▶ Entries shown
────────────────────
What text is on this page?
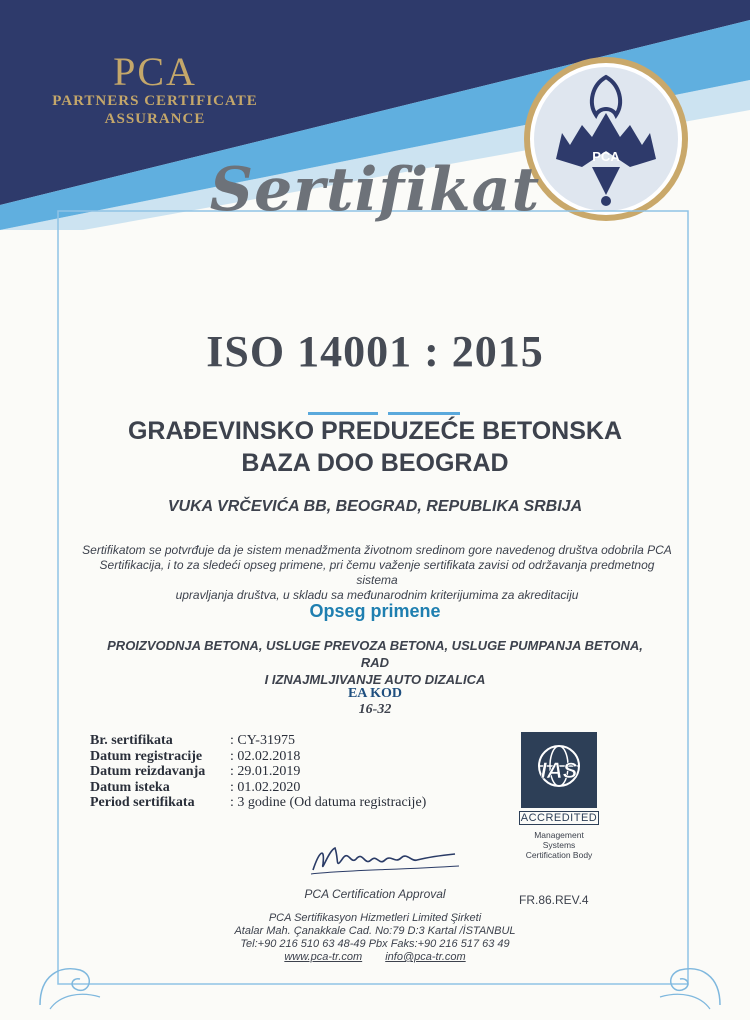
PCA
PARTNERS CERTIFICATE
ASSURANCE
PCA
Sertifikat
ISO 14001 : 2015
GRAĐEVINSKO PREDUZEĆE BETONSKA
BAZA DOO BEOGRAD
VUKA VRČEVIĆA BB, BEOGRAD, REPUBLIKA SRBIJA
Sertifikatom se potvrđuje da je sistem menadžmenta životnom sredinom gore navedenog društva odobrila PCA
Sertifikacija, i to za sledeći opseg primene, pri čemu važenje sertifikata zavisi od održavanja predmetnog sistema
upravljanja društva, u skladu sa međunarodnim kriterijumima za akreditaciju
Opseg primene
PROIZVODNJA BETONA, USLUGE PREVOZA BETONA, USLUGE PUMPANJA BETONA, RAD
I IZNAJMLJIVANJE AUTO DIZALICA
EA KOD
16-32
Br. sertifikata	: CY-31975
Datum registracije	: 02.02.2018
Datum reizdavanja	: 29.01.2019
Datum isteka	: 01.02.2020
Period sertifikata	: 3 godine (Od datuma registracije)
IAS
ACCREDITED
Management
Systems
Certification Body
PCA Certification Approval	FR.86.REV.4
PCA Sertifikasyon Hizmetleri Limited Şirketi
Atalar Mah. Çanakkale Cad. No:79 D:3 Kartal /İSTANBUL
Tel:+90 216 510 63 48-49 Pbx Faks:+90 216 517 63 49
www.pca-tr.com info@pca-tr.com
────────────────────
▶ Work to do
Transcribe the material as is, with images omitted.

▶ Response to this task
What text is on this page?
PCA
PARTNERS CERTIFICATE
ASSURANCE
PCA
Sertifikat
ISO 14001 : 2015
GRAĐEVINSKO PREDUZEĆE BETONSKA
BAZA DOO BEOGRAD
VUKA VRČEVIĆA BB, BEOGRAD, REPUBLIKA SRBIJA
Sertifikatom se potvrđuje da je sistem menadžmenta životnom sredinom gore navedenog društva odobrila PCA
Sertifikacija, i to za sledeći opseg primene, pri čemu važenje sertifikata zavisi od održavanja predmetnog sistema
upravljanja društva, u skladu sa međunarodnim kriterijumima za akreditaciju
Opseg primene
PROIZVODNJA BETONA, USLUGE PREVOZA BETONA, USLUGE PUMPANJA BETONA, RAD
I IZNAJMLJIVANJE AUTO DIZALICA
EA KOD
16-32
Br. sertifikata	: CY-31975
Datum registracije	: 02.02.2018
Datum reizdavanja	: 29.01.2019
Datum isteka	: 01.02.2020
Period sertifikata	: 3 godine (Od datuma registracije)
IAS
ACCREDITED
Management
Systems
Certification Body
PCA Certification Approval	FR.86.REV.4
PCA Sertifikasyon Hizmetleri Limited Şirketi
Atalar Mah. Çanakkale Cad. No:79 D:3 Kartal /İSTANBUL
Tel:+90 216 510 63 48-49 Pbx Faks:+90 216 517 63 49
www.pca-tr.com info@pca-tr.com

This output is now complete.